## Begin

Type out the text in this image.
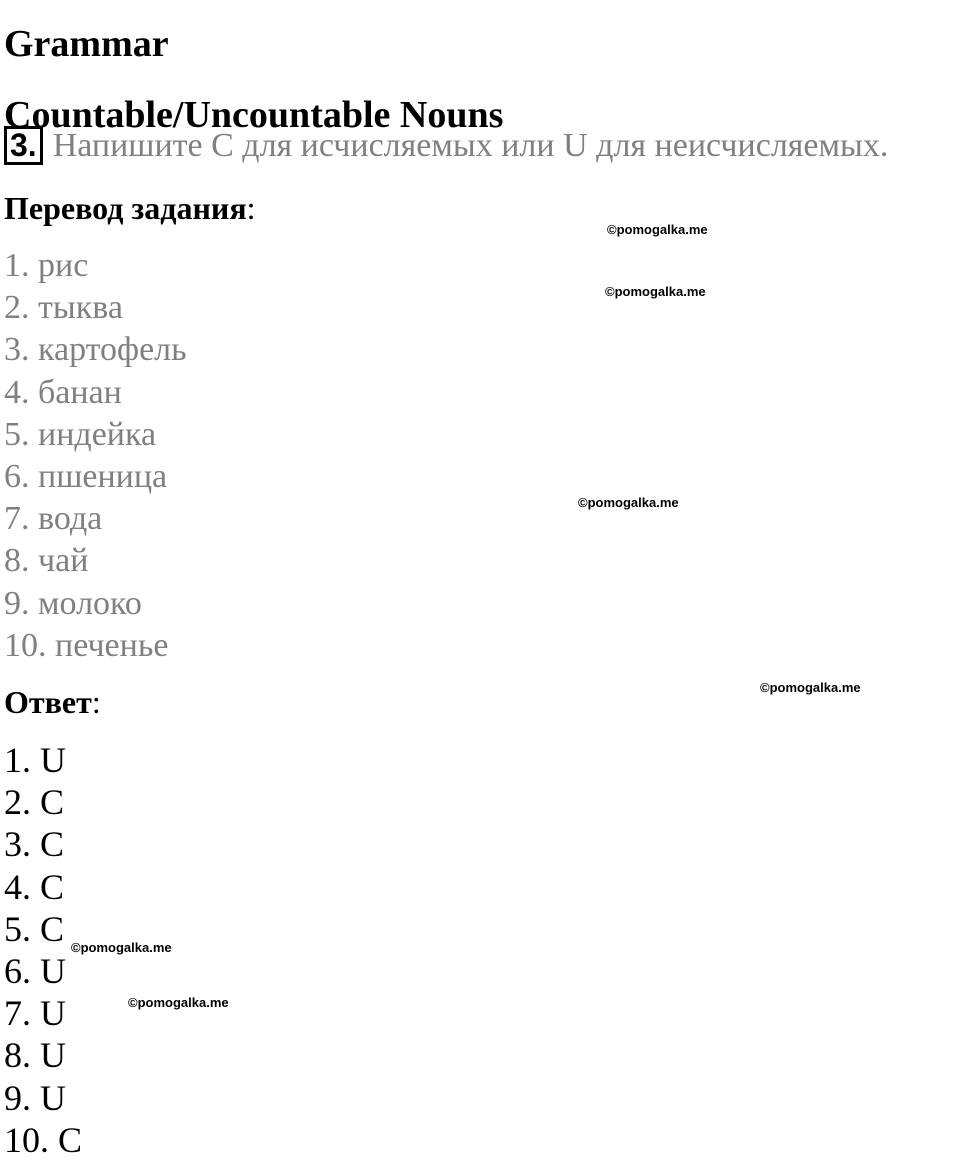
Grammar
Countable/Uncountable Nouns
3. Напишите C для исчисляемых или U для неисчисляемых.
Перевод задания:
1. рис
2. тыква
3. картофель
4. банан
5. индейка
6. пшеница
7. вода
8. чай
9. молоко
10. печенье
Ответ:
1. U
2. C
3. C
4. C
5. C
6. U
7. U
8. U
9. U
10. C
©pomogalka.me
©pomogalka.me
©pomogalka.me
©pomogalka.me
©pomogalka.me
©pomogalka.me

## End

__Aim of the exercise__:
Leave out the pictures, and give all the records again exactly.

__Final answer__:
Type out the text in this image.
Grammar
Countable/Uncountable Nouns
3. Напишите C для исчисляемых или U для неисчисляемых.
Перевод задания:
1. рис
2. тыква
3. картофель
4. банан
5. индейка
6. пшеница
7. вода
8. чай
9. молоко
10. печенье
Ответ:
1. U
2. C
3. C
4. C
5. C
6. U
7. U
8. U
9. U
10. C
©pomogalka.me
©pomogalka.me
©pomogalka.me
©pomogalka.me
©pomogalka.me
©pomogalka.me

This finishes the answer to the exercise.